- Data extract -
================
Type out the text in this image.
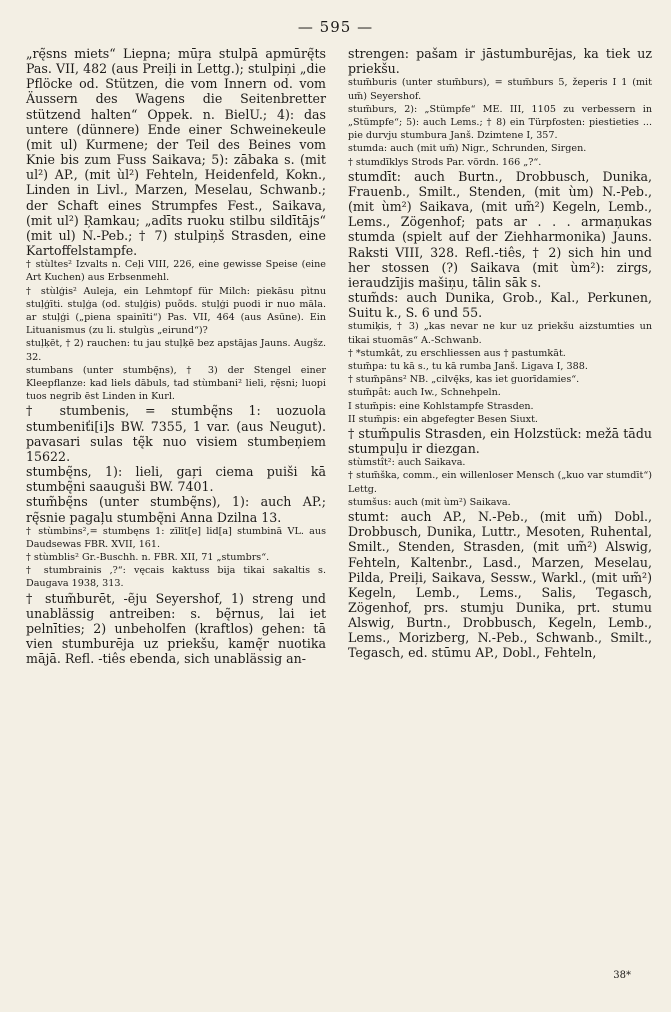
— 595 —

„rę̃sns miets“ Liepna; mūŗa stulpā apmūrę̃ts Pas. VII, 482 (aus Preiļi in Lettg.); stulpiņi „die Pflöcke od. Stützen, die vom Innern od. vom Äussern des Wagens die Seitenbretter stützend halten“ Oppek. n. BielU.; 4): das untere (dünnere) Ende einer Schweinekeule (mit ul) Kurmene; der Teil des Beines vom Knie bis zum Fuss Saikava; 5): zābaka s. (mit ul²) AP., (mit ùl²) Fehteln, Heidenfeld, Kokn., Linden in Livl., Marzen, Meselau, Schwanb.; der Schaft eines Strumpfes Fest., Saikava, (mit ul²) Ŗamkau; „adīts ruoku stilbu sildītājs“ (mit ul) N.-Peb.; † 7) stulpiņš Strasden, eine Kartoffelstampfe.

† stùltes² Izvalts n. Ceļi VIII, 226, eine gewisse Speise (eine Art Kuchen) aus Erbsenmehl.

† stùlģis² Auleja, ein Lehmtopf für Milch: piekāsu pìtnu stuļģīti. stuļģa (od. stuļģis) puõds. stuļģi puodi ir nuo māla. ar stuļģi („piena spainīti“) Pas. VII, 464 (aus Asūne). Ein Lituanismus (zu li. stulgùs „eirund“)?

stuļķēt, † 2) rauchen: tu jau stuļķē bez apstājas Jauns. Augšz. 32.

stumbans (unter stumbę̃ns), † 3) der Stengel einer Kleepflanze: kad liels dābuls, tad stùmbani² lieli, rę̃sni; luopi tuos negrib ēst Linden in Kurl.

† stumbenis, = stumbę̃ns 1: uozuola stumbeniťi[i]s BW. 7355, 1 var. (aus Neugut). pavasari sulas tę̃k nuo visiem stumbeņiem 15622.

stumbę̃ns, 1): lieli, gaŗi ciema puiši kā stumbę̃ni saauguši BW. 7401.

stum̃bę̃ns (unter stumbę̃ns), 1): auch AP.; rę̃snie pagaļu stumbę̃ni Anna Dzilna 13.

† stùmbins²,= stumbęns 1: zīlīt[e] lid[a] stumbinā VL. aus Daudsewas FBR. XVII, 161.

† stùmblis² Gr.-Buschh. n. FBR. XII, 71 „stumbrs“.

† stumbrainis ,?“: vęcais kaktuss bija tikai sakaltis s. Daugava 1938, 313.

† stum̃burēt, -ẽju Seyershof, 1) streng und unablässig antreiben: s. bę̃rnus, lai iet pelnīties; 2) unbeholfen (kraftlos) gehen: tā vien stumburēja uz priekšu, kamę̃r nuotika mājā. Refl. -tiês ebenda, sich unablässig an-

strengen: pašam ir jāstumburējas, ka tiek uz priekšu.

stum̃buris (unter stum̃burs), = stum̃burs 5, žeperis I 1 (mit um̃) Seyershof.

stum̃burs, 2): „Stümpfe“ ME. III, 1105 zu verbessern in „Stümpfe“; 5): auch Lems.; † 8) ein Türpfosten: piestieties ... pie durvju stumbura Janš. Dzimtene I, 357.

stumda: auch (mit um̃) Nigr., Schrunden, Sirgen.

† stumdīklys Strods Par. vördn. 166 „?“.

stumdīt: auch Burtn., Drobbusch, Dunika, Frauenb., Smilt., Stenden, (mit ùm) N.-Peb., (mit ùm²) Saikava, (mit um̃²) Kegeln, Lemb., Lems., Zögenhof; pats ar . . . armaņukas stumda (spielt auf der Ziehharmonika) Jauns. Raksti VIII, 328. Refl.-tiês, † 2) sich hin und her stossen (?) Saikava (mit ùm²): zirgs, ieraudzījis mašiņu, tālin sāk s.

stum̃ds: auch Dunika, Grob., Kal., Perkunen, Suitu k., S. 6 und 55.

stumiķis, † 3) „kas nevar ne kur uz priekšu aizstumties un tikai stuomās“ A.-Schwanb.

† *stumkât, zu erschliessen aus † pastumkāt.

stum̃pa: tu kā s., tu kā rumba Janš. Ligava I, 388.

† stum̃pāns² NB. „cilvę̃ks, kas iet guorīdamies“.

stum̃pât: auch Iw., Schnehpeln.

I stum̃pis: eine Kohlstampfe Strasden.

II stum̃pis: ein abgefegter Besen Siuxt.

† stum̃pulis Strasden, ein Holzstück: mežā tādu stumpuļu ir diezgan.

stùmstît²: auch Saikava.

† stum̃ška, comm., ein willenloser Mensch („kuo var stumdīt“) Lettg.

stumšus: auch (mit ùm²) Saikava.

stumt: auch AP., N.-Peb., (mit um̃) Dobl., Drobbusch, Dunika, Luttr., Mesoten, Ruhental, Smilt., Stenden, Strasden, (mit um̃²) Alswig, Fehteln, Kaltenbr., Lasd., Marzen, Meselau, Pilda, Preiļi, Saikava, Sessw., Warkl., (mit um̃²) Kegeln, Lemb., Lems., Salis, Tegasch, Zögenhof, prs. stumju Dunika, prt. stumu Alswig, Burtn., Drobbusch, Kegeln, Lemb., Lems., Morizberg, N.-Peb., Schwanb., Smilt., Tegasch, ed. stūmu AP., Dobl., Fehteln,

38*
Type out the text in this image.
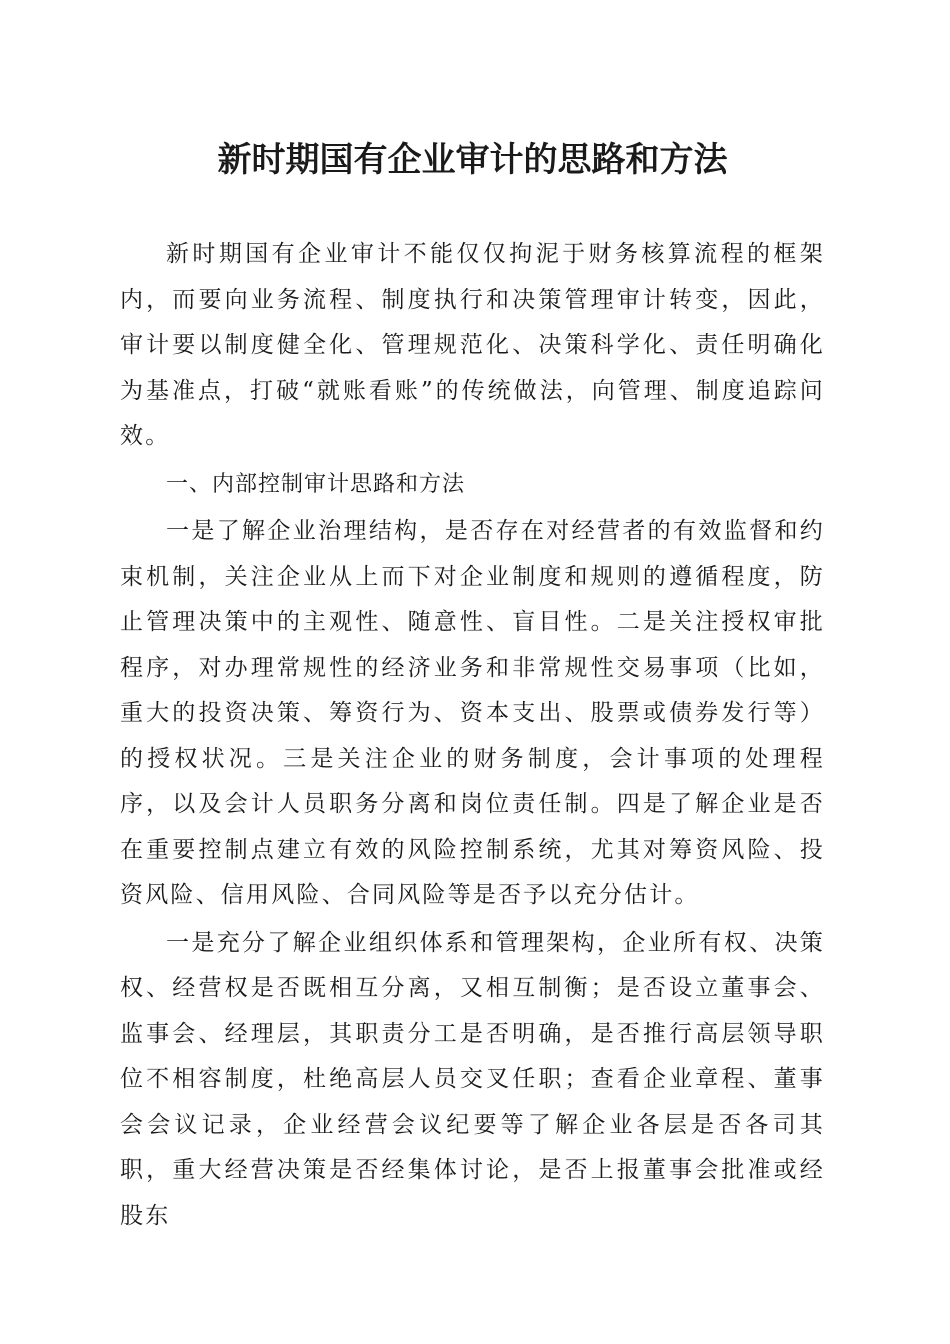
新时期国有企业审计的思路和方法

新时期国有企业审计不能仅仅拘泥于财务核算流程的框架内，而要向业务流程、制度执行和决策管理审计转变，因此，审计要以制度健全化、管理规范化、决策科学化、责任明确化为基准点，打破“就账看账”的传统做法，向管理、制度追踪问效。

一、内部控制审计思路和方法

一是了解企业治理结构，是否存在对经营者的有效监督和约束机制，关注企业从上而下对企业制度和规则的遵循程度，防止管理决策中的主观性、随意性、盲目性。二是关注授权审批程序，对办理常规性的经济业务和非常规性交易事项（比如，重大的投资决策、筹资行为、资本支出、股票或债券发行等）的授权状况。三是关注企业的财务制度，会计事项的处理程序，以及会计人员职务分离和岗位责任制。四是了解企业是否在重要控制点建立有效的风险控制系统，尤其对筹资风险、投资风险、信用风险、合同风险等是否予以充分估计。

一是充分了解企业组织体系和管理架构，企业所有权、决策权、经营权是否既相互分离，又相互制衡；是否设立董事会、监事会、经理层，其职责分工是否明确，是否推行高层领导职位不相容制度，杜绝高层人员交叉任职；查看企业章程、董事会会议记录，企业经营会议纪要等了解企业各层是否各司其职，重大经营决策是否经集体讨论，是否上报董事会批准或经股东
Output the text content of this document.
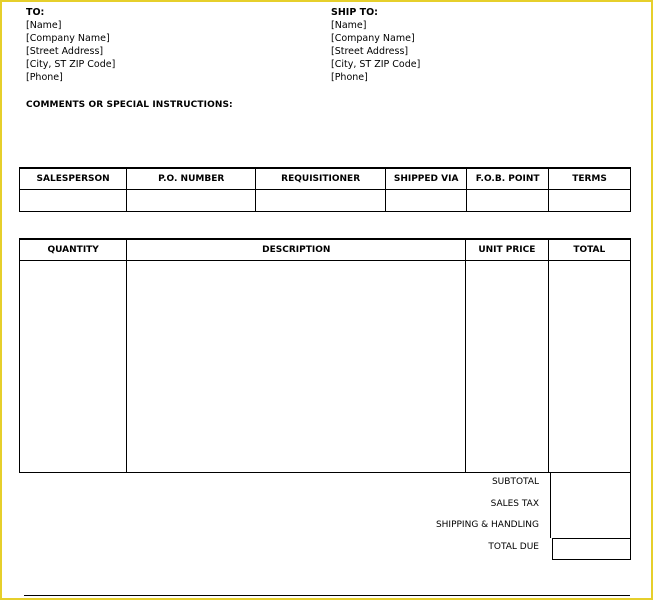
TO:
[Name]
[Company Name]
[Street Address]
[City, ST ZIP Code]
[Phone]
SHIP TO:
[Name]
[Company Name]
[Street Address]
[City, ST ZIP Code]
[Phone]
COMMENTS OR SPECIAL INSTRUCTIONS:
SALESPERSON	P.O. NUMBER	REQUISITIONER	SHIPPED VIA	F.O.B. POINT	TERMS

QUANTITY	DESCRIPTION	UNIT PRICE	TOTAL

SUBTOTAL
SALES TAX
SHIPPING & HANDLING
TOTAL DUE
================
- Objective -
Nothing but the pictures may be dropped; output the records above exactly.

- Written answer -
Type out the text in this image.
— 595 —

„rę̃sns miets“ Liepna; mūŗa stulpā apmūrę̃ts Pas. VII, 482 (aus Preiļi in Lettg.); stulpiņi „die Pflöcke od. Stützen, die vom Innern od. vom Äussern des Wagens die Seitenbretter stützend halten“ Oppek. n. BielU.; 4): das untere (dünnere) Ende einer Schweinekeule (mit ul) Kurmene; der Teil des Beines vom Knie bis zum Fuss Saikava; 5): zābaka s. (mit ul²) AP., (mit ùl²) Fehteln, Heidenfeld, Kokn., Linden in Livl., Marzen, Meselau, Schwanb.; der Schaft eines Strumpfes Fest., Saikava, (mit ul²) Ŗamkau; „adīts ruoku stilbu sildītājs“ (mit ul) N.-Peb.; † 7) stulpiņš Strasden, eine Kartoffelstampfe.

† stùltes² Izvalts n. Ceļi VIII, 226, eine gewisse Speise (eine Art Kuchen) aus Erbsenmehl.

† stùlģis² Auleja, ein Lehmtopf für Milch: piekāsu pìtnu stuļģīti. stuļģa (od. stuļģis) puõds. stuļģi puodi ir nuo māla. ar stuļģi („piena spainīti“) Pas. VII, 464 (aus Asūne). Ein Lituanismus (zu li. stulgùs „eirund“)?

stuļķēt, † 2) rauchen: tu jau stuļķē bez apstājas Jauns. Augšz. 32.

stumbans (unter stumbę̃ns), † 3) der Stengel einer Kleepflanze: kad liels dābuls, tad stùmbani² lieli, rę̃sni; luopi tuos negrib ēst Linden in Kurl.

† stumbenis, = stumbę̃ns 1: uozuola stumbeniťi[i]s BW. 7355, 1 var. (aus Neugut). pavasari sulas tę̃k nuo visiem stumbeņiem 15622.

stumbę̃ns, 1): lieli, gaŗi ciema puiši kā stumbę̃ni saauguši BW. 7401.

stum̃bę̃ns (unter stumbę̃ns), 1): auch AP.; rę̃snie pagaļu stumbę̃ni Anna Dzilna 13.

† stùmbins²,= stumbęns 1: zīlīt[e] lid[a] stumbinā VL. aus Daudsewas FBR. XVII, 161.

† stùmblis² Gr.-Buschh. n. FBR. XII, 71 „stumbrs“.

† stumbrainis ,?“: vęcais kaktuss bija tikai sakaltis s. Daugava 1938, 313.

† stum̃burēt, -ẽju Seyershof, 1) streng und unablässig antreiben: s. bę̃rnus, lai iet pelnīties; 2) unbeholfen (kraftlos) gehen: tā vien stumburēja uz priekšu, kamę̃r nuotika mājā. Refl. -tiês ebenda, sich unablässig an-

strengen: pašam ir jāstumburējas, ka tiek uz priekšu.

stum̃buris (unter stum̃burs), = stum̃burs 5, žeperis I 1 (mit um̃) Seyershof.

stum̃burs, 2): „Stümpfe“ ME. III, 1105 zu verbessern in „Stümpfe“; 5): auch Lems.; † 8) ein Türpfosten: piestieties ... pie durvju stumbura Janš. Dzimtene I, 357.

stumda: auch (mit um̃) Nigr., Schrunden, Sirgen.

† stumdīklys Strods Par. vördn. 166 „?“.

stumdīt: auch Burtn., Drobbusch, Dunika, Frauenb., Smilt., Stenden, (mit ùm) N.-Peb., (mit ùm²) Saikava, (mit um̃²) Kegeln, Lemb., Lems., Zögenhof; pats ar . . . armaņukas stumda (spielt auf der Ziehharmonika) Jauns. Raksti VIII, 328. Refl.-tiês, † 2) sich hin und her stossen (?) Saikava (mit ùm²): zirgs, ieraudzījis mašiņu, tālin sāk s.

stum̃ds: auch Dunika, Grob., Kal., Perkunen, Suitu k., S. 6 und 55.

stumiķis, † 3) „kas nevar ne kur uz priekšu aizstumties un tikai stuomās“ A.-Schwanb.

† *stumkât, zu erschliessen aus † pastumkāt.

stum̃pa: tu kā s., tu kā rumba Janš. Ligava I, 388.

† stum̃pāns² NB. „cilvę̃ks, kas iet guorīdamies“.

stum̃pât: auch Iw., Schnehpeln.

I stum̃pis: eine Kohlstampfe Strasden.

II stum̃pis: ein abgefegter Besen Siuxt.

† stum̃pulis Strasden, ein Holzstück: mežā tādu stumpuļu ir diezgan.

stùmstît²: auch Saikava.

† stum̃ška, comm., ein willenloser Mensch („kuo var stumdīt“) Lettg.

stumšus: auch (mit ùm²) Saikava.

stumt: auch AP., N.-Peb., (mit um̃) Dobl., Drobbusch, Dunika, Luttr., Mesoten, Ruhental, Smilt., Stenden, Strasden, (mit um̃²) Alswig, Fehteln, Kaltenbr., Lasd., Marzen, Meselau, Pilda, Preiļi, Saikava, Sessw., Warkl., (mit um̃²) Kegeln, Lemb., Lems., Salis, Tegasch, Zögenhof, prs. stumju Dunika, prt. stumu Alswig, Burtn., Drobbusch, Kegeln, Lemb., Lems., Morizberg, N.-Peb., Schwanb., Smilt., Tegasch, ed. stūmu AP., Dobl., Fehteln,

38*
Type out the text in this image.
新时期国有企业审计的思路和方法

新时期国有企业审计不能仅仅拘泥于财务核算流程的框架内，而要向业务流程、制度执行和决策管理审计转变，因此，审计要以制度健全化、管理规范化、决策科学化、责任明确化为基准点，打破“就账看账”的传统做法，向管理、制度追踪问效。

一、内部控制审计思路和方法

一是了解企业治理结构，是否存在对经营者的有效监督和约束机制，关注企业从上而下对企业制度和规则的遵循程度，防止管理决策中的主观性、随意性、盲目性。二是关注授权审批程序，对办理常规性的经济业务和非常规性交易事项（比如，重大的投资决策、筹资行为、资本支出、股票或债券发行等）的授权状况。三是关注企业的财务制度，会计事项的处理程序，以及会计人员职务分离和岗位责任制。四是了解企业是否在重要控制点建立有效的风险控制系统，尤其对筹资风险、投资风险、信用风险、合同风险等是否予以充分估计。

一是充分了解企业组织体系和管理架构，企业所有权、决策权、经营权是否既相互分离，又相互制衡；是否设立董事会、监事会、经理层，其职责分工是否明确，是否推行高层领导职位不相容制度，杜绝高层人员交叉任职；查看企业章程、董事会会议记录，企业经营会议纪要等了解企业各层是否各司其职，重大经营决策是否经集体讨论，是否上报董事会批准或经股东
Output the text content of this document.
TO:
[Name]
[Company Name]
[Street Address]
[City, ST ZIP Code]
[Phone]
SHIP TO:
[Name]
[Company Name]
[Street Address]
[City, ST ZIP Code]
[Phone]
COMMENTS OR SPECIAL INSTRUCTIONS:
SALESPERSON	P.O. NUMBER	REQUISITIONER	SHIPPED VIA	F.O.B. POINT	TERMS

QUANTITY	DESCRIPTION	UNIT PRICE	TOTAL

SUBTOTAL
SALES TAX
SHIPPING & HANDLING
TOTAL DUE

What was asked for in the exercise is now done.